Challenge | Please quote the part of the listing that opens with the line containing "series-trace-4 [89, 103, 190, 205]" and closes with the line containing "x-tick-label: 15 [383, 427, 400, 442]", both included, exactly as it stands.
** Start **
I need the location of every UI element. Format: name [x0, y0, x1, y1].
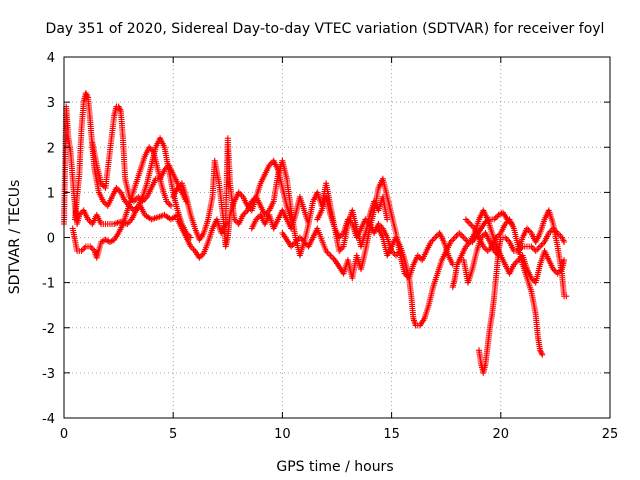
series-trace-4 [89, 103, 190, 205]
y-axis-label: SDTVAR / TECUs [7, 180, 23, 295]
axis-ticks: 0 5 10 15 20 25 -4 -3 -2 -1 0 1 2 3 4 [42, 51, 618, 442]
x-tick-label: 5 [169, 427, 177, 442]
series-trace-6 [174, 135, 312, 261]
series-trace-2 [71, 90, 194, 241]
data-layer [61, 90, 570, 376]
series-trace-11 [476, 225, 568, 376]
y-tick-label: 0 [47, 232, 55, 247]
x-tick-label: 15 [383, 427, 400, 442]
y-tick-label: 4 [47, 51, 55, 66]
data-markers [314, 193, 404, 259]
y-tick-label: -3 [42, 367, 55, 382]
x-tick-label: 10 [274, 427, 291, 442]
data-markers [71, 90, 194, 241]
y-tick-label: -4 [42, 412, 55, 427]
data-markers [174, 135, 312, 261]
y-tick-label: -1 [42, 277, 55, 292]
data-markers [279, 175, 456, 282]
x-tick-label: 25 [602, 427, 619, 442]
data-markers [460, 230, 502, 286]
x-axis-label: GPS time / hours [276, 459, 393, 475]
x-tick-label: 0 [60, 427, 68, 442]
series-trace-15 [314, 193, 404, 259]
y-tick-label: 1 [47, 186, 55, 201]
series-trace-8 [279, 175, 456, 282]
data-markers [89, 103, 190, 205]
x-tick-label: 20 [493, 427, 510, 442]
chart-title: Day 351 of 2020, Sidereal Day-to-day VTE… [46, 21, 605, 37]
y-tick-label: 2 [47, 141, 55, 156]
series-trace-13 [515, 207, 570, 300]
series-trace-3 [69, 144, 174, 261]
series-trace-14 [460, 230, 502, 286]
grid [64, 57, 610, 418]
data-markers [69, 144, 174, 261]
data-markers [476, 225, 568, 376]
y-tick-label: -2 [42, 322, 55, 337]
y-tick-label: 3 [47, 96, 55, 111]
data-markers [515, 207, 570, 300]
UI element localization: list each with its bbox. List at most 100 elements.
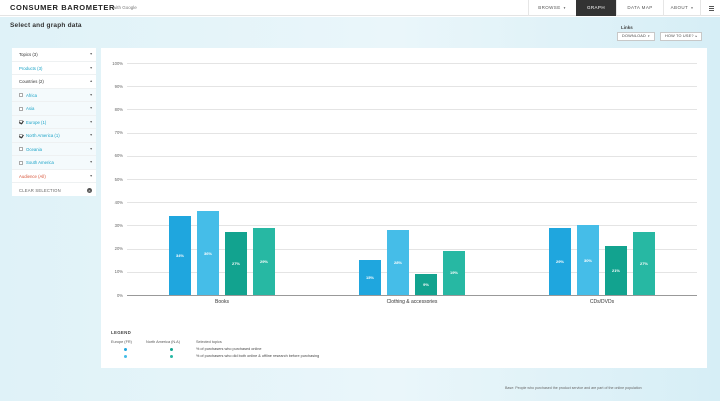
chart-bar[interactable]	[577, 225, 599, 295]
chevron-down-icon: ▾	[563, 6, 566, 10]
sidebar-item-south-america[interactable]: South America ▾	[12, 156, 96, 170]
legend-swatch-europe-research	[124, 355, 127, 358]
bar-value-label: 28%	[393, 260, 402, 266]
nav-graph[interactable]: GRAPH	[576, 0, 616, 16]
chart-bar[interactable]	[197, 211, 219, 295]
bar-value-label: 36%	[203, 250, 212, 256]
chevron-down-icon: ▾	[90, 133, 92, 137]
sidebar-item-label: Europe (1)	[26, 119, 47, 125]
download-button-label: DOWNLOAD	[622, 34, 646, 38]
chevron-down-icon: ▾	[647, 34, 650, 38]
gridline	[127, 86, 697, 88]
gridline	[127, 225, 697, 227]
chevron-down-icon: ▾	[90, 146, 92, 151]
clear-selection-label: CLEAR SELECTION	[19, 188, 61, 193]
gridline	[127, 295, 697, 296]
chart-bar[interactable]	[225, 232, 247, 295]
chart-bar[interactable]	[253, 227, 275, 295]
chevron-down-icon: ▾	[691, 6, 694, 10]
menu-icon-line	[709, 6, 714, 7]
nav-about[interactable]: ABOUT ▾	[663, 0, 700, 16]
y-tick-label: 0%	[116, 292, 123, 298]
checkbox[interactable]	[19, 160, 23, 165]
gridline	[127, 179, 697, 180]
close-icon: ×	[87, 188, 92, 193]
gridline	[127, 248, 697, 250]
chart-bar[interactable]	[549, 227, 571, 295]
legend-swatch-europe-online	[124, 348, 127, 351]
y-tick-label: 20%	[114, 246, 123, 252]
sidebar-item-oceania[interactable]: Oceania ▾	[12, 142, 96, 156]
chart-bar[interactable]	[415, 274, 437, 295]
gridline	[127, 63, 697, 64]
sidebar-item-label: Africa	[26, 92, 37, 98]
brand-subtitle: with Google	[113, 5, 137, 10]
gridline	[127, 155, 697, 157]
links-label: Links	[621, 25, 633, 30]
sidebar-item-north-america[interactable]: North America (1) ▾	[12, 129, 96, 143]
sidebar-item-countries[interactable]: Countries (2) ▴	[12, 75, 96, 89]
nav-data-map-label: DATA MAP	[627, 5, 653, 10]
chart-bar[interactable]	[605, 246, 627, 295]
gridline	[127, 132, 697, 134]
y-tick-label: 70%	[114, 130, 123, 136]
page-title: Select and graph data	[10, 22, 82, 29]
chart-bar[interactable]	[359, 260, 381, 295]
sidebar-item-africa[interactable]: Africa ▾	[12, 88, 96, 102]
x-category-label: Books	[215, 299, 229, 305]
chevron-down-icon: ▾	[90, 173, 92, 178]
chart-panel: 100% 90% 80% 70% 60% 50% 40% 30% 20% 10% 0% 34% 36% 2…	[101, 48, 707, 368]
bar-value-label: 29%	[259, 258, 268, 264]
legend-swatch-na-online	[170, 348, 173, 351]
chevron-down-icon: ▾	[90, 119, 92, 124]
bar-value-label: 9%	[423, 282, 429, 288]
sidebar-item-products[interactable]: Products (3) ▾	[12, 62, 96, 75]
bar-value-label: 27%	[639, 261, 648, 267]
chevron-down-icon: ▾	[90, 52, 92, 56]
sidebar-item-topics[interactable]: Topics (3) ▾	[12, 48, 96, 62]
sidebar-item-label: Oceania	[26, 146, 43, 152]
chevron-down-icon: ▾	[90, 65, 92, 70]
sidebar-item-audience[interactable]: Audience (All) ▾	[12, 170, 96, 183]
chart-bar[interactable]	[387, 230, 409, 295]
chevron-down-icon: ▾	[90, 160, 92, 164]
top-navigation-bar: CONSUMER BAROMETER with Google BROWSE ▾ G…	[0, 0, 720, 16]
sidebar-item-europe[interactable]: Europe (1) ▾	[12, 115, 96, 129]
y-tick-label: 40%	[114, 199, 123, 205]
legend-col-europe: Europe (FR)	[111, 340, 132, 344]
nav-data-map[interactable]: DATA MAP	[616, 0, 663, 16]
legend-col-north-america: North America (N.A)	[146, 340, 180, 344]
y-tick-label: 30%	[114, 222, 123, 228]
x-category-label: CDs/DVDs	[589, 299, 615, 305]
chart-bar[interactable]	[169, 216, 191, 295]
checkbox[interactable]	[19, 106, 23, 111]
brand-logo[interactable]: CONSUMER BAROMETER	[10, 3, 115, 12]
chevron-down-icon: ▾	[90, 92, 92, 97]
chart-bar[interactable]	[633, 232, 655, 295]
clear-selection-button[interactable]: CLEAR SELECTION ×	[12, 185, 96, 196]
sidebar-item-label: Topics (3)	[19, 52, 38, 57]
bar-value-label: 34%	[175, 253, 184, 259]
menu-icon[interactable]	[700, 0, 720, 16]
gridline	[127, 109, 697, 111]
checkbox-checked[interactable]	[19, 133, 23, 138]
sidebar-item-label: South America	[26, 160, 54, 165]
chart-bar[interactable]	[443, 250, 465, 295]
legend-swatch-na-research	[170, 355, 173, 358]
checkbox[interactable]	[19, 147, 23, 151]
nav-browse-label: BROWSE	[538, 5, 561, 10]
sidebar-item-label: Products (3)	[19, 65, 43, 71]
download-button[interactable]: DOWNLOAD ▾	[617, 32, 655, 41]
checkbox[interactable]	[19, 93, 23, 97]
sidebar-item-asia[interactable]: Asia ▾	[12, 102, 96, 116]
checkbox-checked[interactable]	[19, 120, 23, 124]
chevron-right-icon: ▸	[695, 34, 698, 38]
y-tick-label: 80%	[114, 106, 123, 112]
y-tick-label: 100%	[112, 60, 123, 66]
nav-browse[interactable]: BROWSE ▾	[528, 0, 575, 16]
filter-sidebar: Topics (3) ▾ Products (3) ▾ Countries (2) ▴…	[12, 48, 96, 196]
how-to-use-button[interactable]: HOW TO USE? ▸	[660, 32, 703, 41]
sidebar-item-label: Asia	[26, 106, 35, 111]
bar-value-label: 19%	[449, 270, 458, 276]
bar-value-label: 27%	[231, 261, 240, 267]
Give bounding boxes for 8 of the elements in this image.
** End **
Finished exercise |
series-trace-4 [89, 103, 190, 205]
y-axis-label: SDTVAR / TECUs [7, 180, 23, 295]
axis-ticks: 0 5 10 15 20 25 -4 -3 -2 -1 0 1 2 3 4 [42, 51, 618, 442]
x-tick-label: 5 [169, 427, 177, 442]
series-trace-6 [174, 135, 312, 261]
series-trace-2 [71, 90, 194, 241]
data-layer [61, 90, 570, 376]
series-trace-11 [476, 225, 568, 376]
y-tick-label: 0 [47, 232, 55, 247]
x-tick-label: 15 [383, 427, 400, 442]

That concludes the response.